Every line below that mentions the word "offset" should be copied out.

== == ==

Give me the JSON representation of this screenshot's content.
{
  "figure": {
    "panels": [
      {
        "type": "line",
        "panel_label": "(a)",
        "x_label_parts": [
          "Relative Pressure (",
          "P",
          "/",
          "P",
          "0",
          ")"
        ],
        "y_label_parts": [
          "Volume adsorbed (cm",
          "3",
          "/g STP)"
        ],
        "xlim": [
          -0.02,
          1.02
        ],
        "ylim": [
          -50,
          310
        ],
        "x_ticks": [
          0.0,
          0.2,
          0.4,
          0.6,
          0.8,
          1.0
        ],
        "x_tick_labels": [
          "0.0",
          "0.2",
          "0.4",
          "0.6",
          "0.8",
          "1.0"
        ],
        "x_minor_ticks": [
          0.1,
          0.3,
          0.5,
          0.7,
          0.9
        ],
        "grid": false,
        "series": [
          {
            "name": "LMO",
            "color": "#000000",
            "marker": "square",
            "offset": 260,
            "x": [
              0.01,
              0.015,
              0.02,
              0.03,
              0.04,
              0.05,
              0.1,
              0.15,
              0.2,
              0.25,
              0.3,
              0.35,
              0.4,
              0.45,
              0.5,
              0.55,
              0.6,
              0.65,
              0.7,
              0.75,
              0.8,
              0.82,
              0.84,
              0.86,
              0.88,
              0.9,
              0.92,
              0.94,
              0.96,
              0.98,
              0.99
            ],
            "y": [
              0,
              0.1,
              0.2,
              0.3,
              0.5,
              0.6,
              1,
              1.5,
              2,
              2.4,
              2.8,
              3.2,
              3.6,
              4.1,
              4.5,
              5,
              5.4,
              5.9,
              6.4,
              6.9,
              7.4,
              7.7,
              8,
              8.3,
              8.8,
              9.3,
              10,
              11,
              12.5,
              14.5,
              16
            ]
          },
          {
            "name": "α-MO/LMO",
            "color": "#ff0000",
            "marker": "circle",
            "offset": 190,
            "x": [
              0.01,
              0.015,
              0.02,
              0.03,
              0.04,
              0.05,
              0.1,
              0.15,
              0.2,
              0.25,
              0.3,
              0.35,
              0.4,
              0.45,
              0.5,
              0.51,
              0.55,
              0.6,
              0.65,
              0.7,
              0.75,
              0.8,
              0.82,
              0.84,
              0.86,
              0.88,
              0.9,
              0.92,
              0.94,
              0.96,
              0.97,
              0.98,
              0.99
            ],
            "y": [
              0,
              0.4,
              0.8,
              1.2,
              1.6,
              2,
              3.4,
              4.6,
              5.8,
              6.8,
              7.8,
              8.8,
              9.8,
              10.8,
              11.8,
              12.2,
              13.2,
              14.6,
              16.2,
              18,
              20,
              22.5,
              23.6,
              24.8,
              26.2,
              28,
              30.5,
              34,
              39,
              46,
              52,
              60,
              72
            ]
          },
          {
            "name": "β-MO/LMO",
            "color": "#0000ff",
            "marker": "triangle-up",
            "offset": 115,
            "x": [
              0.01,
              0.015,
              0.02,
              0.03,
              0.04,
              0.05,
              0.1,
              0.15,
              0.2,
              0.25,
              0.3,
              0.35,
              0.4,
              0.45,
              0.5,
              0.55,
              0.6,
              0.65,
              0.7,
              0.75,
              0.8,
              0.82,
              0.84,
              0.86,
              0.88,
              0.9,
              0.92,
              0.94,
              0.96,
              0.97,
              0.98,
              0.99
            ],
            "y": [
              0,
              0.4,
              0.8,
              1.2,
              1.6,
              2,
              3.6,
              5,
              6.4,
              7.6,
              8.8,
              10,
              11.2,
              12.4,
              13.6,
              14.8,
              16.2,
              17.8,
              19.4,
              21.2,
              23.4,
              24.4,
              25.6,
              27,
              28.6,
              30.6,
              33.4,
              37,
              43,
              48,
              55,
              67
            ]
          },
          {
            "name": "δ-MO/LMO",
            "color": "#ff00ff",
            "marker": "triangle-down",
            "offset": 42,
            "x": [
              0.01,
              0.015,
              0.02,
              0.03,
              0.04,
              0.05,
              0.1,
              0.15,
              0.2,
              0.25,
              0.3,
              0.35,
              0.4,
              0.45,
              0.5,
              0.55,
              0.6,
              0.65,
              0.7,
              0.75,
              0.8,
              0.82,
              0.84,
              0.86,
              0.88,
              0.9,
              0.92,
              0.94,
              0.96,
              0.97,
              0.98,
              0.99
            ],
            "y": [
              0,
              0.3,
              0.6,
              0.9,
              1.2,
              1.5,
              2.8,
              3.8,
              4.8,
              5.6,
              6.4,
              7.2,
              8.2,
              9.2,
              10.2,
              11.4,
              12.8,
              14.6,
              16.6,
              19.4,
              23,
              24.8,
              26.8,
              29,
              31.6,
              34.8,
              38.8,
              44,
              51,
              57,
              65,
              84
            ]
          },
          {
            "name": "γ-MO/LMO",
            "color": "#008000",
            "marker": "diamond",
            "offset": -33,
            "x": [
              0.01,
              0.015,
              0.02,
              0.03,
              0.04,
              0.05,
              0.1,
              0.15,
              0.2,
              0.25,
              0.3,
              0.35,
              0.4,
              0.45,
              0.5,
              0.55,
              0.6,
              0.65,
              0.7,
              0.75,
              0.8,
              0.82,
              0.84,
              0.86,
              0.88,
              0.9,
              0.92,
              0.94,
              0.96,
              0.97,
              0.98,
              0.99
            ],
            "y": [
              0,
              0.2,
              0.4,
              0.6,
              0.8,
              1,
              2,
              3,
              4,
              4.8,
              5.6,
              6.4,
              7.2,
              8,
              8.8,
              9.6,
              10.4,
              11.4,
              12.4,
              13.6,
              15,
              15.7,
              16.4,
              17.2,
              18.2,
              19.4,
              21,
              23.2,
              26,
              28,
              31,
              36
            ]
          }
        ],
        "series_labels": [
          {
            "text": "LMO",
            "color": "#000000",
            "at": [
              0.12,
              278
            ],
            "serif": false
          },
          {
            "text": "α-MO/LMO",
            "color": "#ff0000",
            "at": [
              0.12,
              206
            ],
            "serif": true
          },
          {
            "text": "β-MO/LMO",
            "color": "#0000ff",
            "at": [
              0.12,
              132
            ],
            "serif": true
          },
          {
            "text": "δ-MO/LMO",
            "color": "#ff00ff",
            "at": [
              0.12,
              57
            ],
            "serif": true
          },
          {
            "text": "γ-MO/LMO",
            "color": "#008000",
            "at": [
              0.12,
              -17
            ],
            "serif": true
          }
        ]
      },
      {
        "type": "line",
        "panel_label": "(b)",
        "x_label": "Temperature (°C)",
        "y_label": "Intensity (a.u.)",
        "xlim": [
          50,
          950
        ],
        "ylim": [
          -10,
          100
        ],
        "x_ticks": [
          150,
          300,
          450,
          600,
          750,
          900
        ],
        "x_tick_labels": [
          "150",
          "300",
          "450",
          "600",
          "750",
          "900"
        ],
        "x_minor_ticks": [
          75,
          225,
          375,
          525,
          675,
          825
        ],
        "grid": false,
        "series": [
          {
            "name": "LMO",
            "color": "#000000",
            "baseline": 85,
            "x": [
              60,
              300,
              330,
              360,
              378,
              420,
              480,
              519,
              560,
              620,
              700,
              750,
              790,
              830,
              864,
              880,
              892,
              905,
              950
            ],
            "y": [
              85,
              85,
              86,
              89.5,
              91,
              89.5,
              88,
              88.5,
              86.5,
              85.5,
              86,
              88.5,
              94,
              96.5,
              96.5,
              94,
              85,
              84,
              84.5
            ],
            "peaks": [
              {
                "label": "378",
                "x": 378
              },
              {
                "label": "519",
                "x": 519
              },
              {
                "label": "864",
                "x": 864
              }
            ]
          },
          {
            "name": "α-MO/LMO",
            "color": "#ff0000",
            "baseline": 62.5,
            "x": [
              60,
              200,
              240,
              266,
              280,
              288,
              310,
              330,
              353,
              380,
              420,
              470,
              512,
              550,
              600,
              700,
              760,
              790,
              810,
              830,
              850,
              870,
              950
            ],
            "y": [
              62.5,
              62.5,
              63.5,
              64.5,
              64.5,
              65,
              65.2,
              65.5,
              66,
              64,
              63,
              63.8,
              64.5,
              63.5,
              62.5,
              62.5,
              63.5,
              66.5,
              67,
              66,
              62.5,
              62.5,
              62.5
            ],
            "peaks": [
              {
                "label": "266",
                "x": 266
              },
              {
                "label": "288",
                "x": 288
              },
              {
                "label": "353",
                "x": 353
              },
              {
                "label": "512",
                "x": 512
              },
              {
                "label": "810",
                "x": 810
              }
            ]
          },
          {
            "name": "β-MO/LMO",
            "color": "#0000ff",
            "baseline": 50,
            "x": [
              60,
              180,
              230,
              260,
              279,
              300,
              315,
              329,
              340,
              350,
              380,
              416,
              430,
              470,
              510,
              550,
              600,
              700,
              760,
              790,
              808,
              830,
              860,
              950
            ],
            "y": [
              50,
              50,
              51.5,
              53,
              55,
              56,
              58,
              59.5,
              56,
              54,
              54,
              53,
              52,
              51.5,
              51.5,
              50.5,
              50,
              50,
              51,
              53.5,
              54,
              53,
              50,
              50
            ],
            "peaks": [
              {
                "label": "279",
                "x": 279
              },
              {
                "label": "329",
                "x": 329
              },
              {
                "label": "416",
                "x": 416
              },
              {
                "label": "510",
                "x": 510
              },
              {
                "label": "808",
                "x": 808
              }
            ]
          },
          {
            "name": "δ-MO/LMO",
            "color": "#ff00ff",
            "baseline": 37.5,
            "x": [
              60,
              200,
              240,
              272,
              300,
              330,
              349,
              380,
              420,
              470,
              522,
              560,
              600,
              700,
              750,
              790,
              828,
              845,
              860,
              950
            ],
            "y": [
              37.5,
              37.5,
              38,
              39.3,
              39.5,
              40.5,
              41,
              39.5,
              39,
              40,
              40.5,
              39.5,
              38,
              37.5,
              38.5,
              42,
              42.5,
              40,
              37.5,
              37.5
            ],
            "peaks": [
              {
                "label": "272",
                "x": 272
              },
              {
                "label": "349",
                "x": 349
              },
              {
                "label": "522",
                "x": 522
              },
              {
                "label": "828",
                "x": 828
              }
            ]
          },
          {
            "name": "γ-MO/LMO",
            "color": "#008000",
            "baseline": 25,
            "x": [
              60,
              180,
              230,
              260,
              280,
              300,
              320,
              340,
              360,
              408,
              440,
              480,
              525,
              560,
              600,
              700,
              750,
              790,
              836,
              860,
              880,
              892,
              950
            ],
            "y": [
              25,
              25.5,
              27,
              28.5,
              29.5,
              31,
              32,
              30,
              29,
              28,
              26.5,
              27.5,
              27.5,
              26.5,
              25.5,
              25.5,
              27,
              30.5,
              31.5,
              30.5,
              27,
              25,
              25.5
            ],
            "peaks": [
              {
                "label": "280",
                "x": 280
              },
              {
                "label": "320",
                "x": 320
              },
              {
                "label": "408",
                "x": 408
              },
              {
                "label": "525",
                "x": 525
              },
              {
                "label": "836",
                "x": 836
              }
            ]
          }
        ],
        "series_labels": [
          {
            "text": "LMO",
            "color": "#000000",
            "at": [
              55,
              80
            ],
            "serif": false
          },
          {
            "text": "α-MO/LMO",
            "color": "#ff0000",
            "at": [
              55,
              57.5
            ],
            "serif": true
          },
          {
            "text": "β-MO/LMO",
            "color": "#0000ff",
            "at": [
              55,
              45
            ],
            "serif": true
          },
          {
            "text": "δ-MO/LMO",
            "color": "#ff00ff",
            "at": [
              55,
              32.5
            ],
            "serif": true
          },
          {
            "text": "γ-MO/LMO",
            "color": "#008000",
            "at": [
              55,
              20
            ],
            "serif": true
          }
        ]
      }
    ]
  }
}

== == ==

> **Correct response**:
            "offset": 260,
            "offset": 190,
            "offset": 115,
            "offset": 42,
            "offset": -33,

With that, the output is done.